• [Directive]
Find the lines with the string "username" and return them.

• [Dataset extract]
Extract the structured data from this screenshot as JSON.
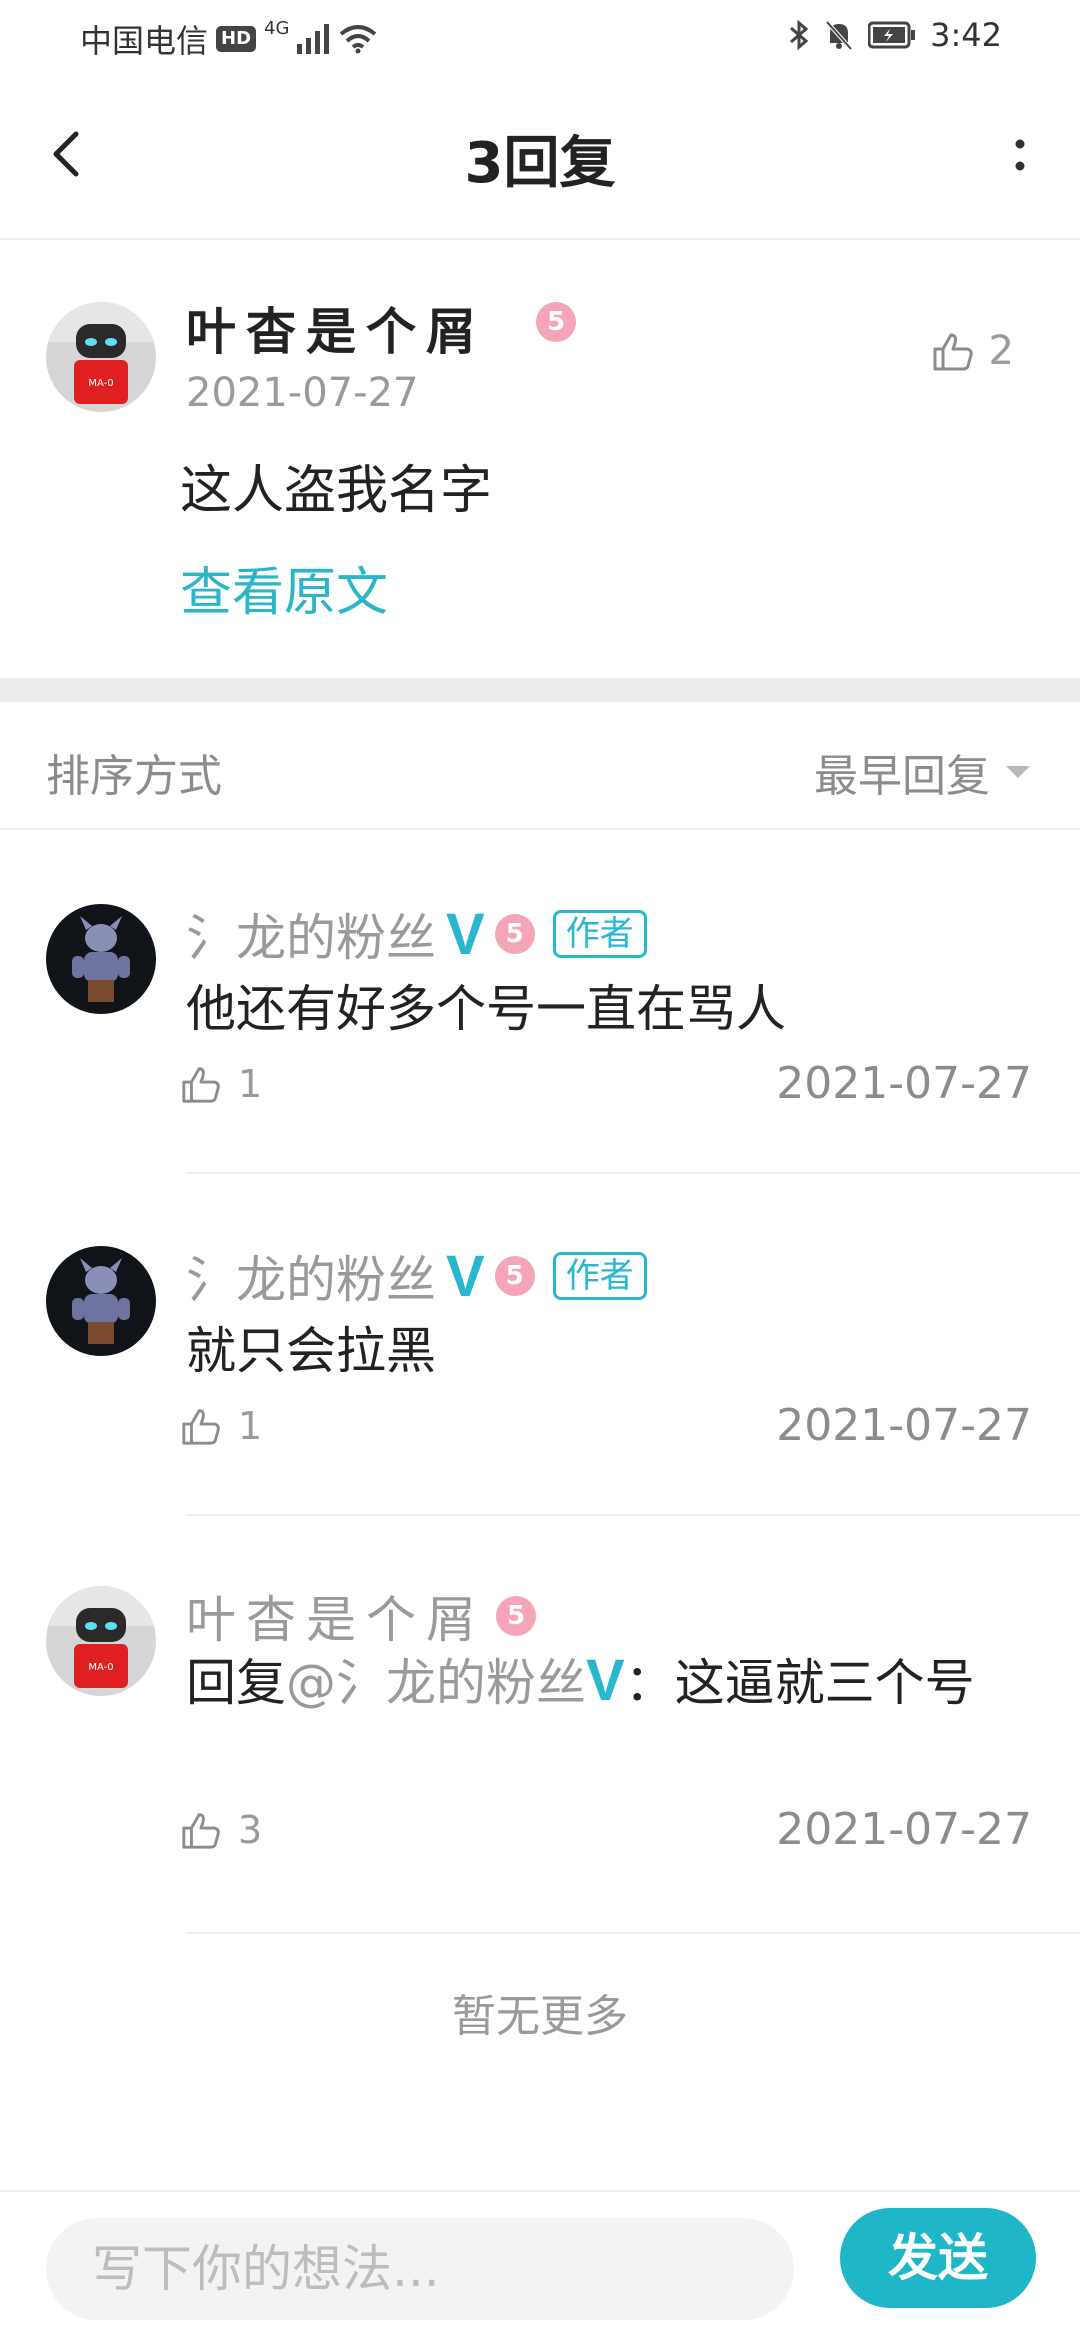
{
  "status_bar": {
    "carrier": "中国电信",
    "hd": "HD",
    "network": "4G",
    "time": "3:42"
  },
  "header": {
    "title": "3回复"
  },
  "main_post": {
    "username": "叶杳是个屑",
    "level": "5",
    "date": "2021-07-27",
    "likes": "2",
    "content": "这人盗我名字",
    "view_original": "查看原文"
  },
  "sort": {
    "label": "排序方式",
    "selected": "最早回复"
  },
  "replies": [
    {
      "username": "氵龙的粉丝",
      "vip": "V",
      "level": "5",
      "tag": "作者",
      "content": "他还有好多个号一直在骂人",
      "likes": "1",
      "date": "2021-07-27"
    },
    {
      "username": "氵龙的粉丝",
      "vip": "V",
      "level": "5",
      "tag": "作者",
      "content": "就只会拉黑",
      "likes": "1",
      "date": "2021-07-27"
    },
    {
      "username": "叶杳是个屑",
      "level": "5",
      "reply_prefix": "回复",
      "mention": "@氵龙的粉丝",
      "vip": "V",
      "content": "：这逼就三个号",
      "likes": "3",
      "date": "2021-07-27"
    }
  ],
  "no_more": "暂无更多",
  "bottom": {
    "input_placeholder": "写下你的想法...",
    "send_label": "发送"
  },
  "colors": {
    "accent": "#2bb6c7",
    "level_badge": "#f4a6b8",
    "send_button": "#1fb6c8"
  },
  "icons": {
    "back": "chevron-left-icon",
    "more": "more-vertical-icon",
    "like": "thumbs-up-icon",
    "bluetooth": "bluetooth-icon",
    "mute": "bell-off-icon",
    "battery": "battery-icon",
    "wifi": "wifi-icon",
    "signal": "signal-icon"
  }
}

• [Task response]
    "username": "叶杳是个屑",
      "username": "氵龙的粉丝",
      "username": "氵龙的粉丝",
      "username": "叶杳是个屑",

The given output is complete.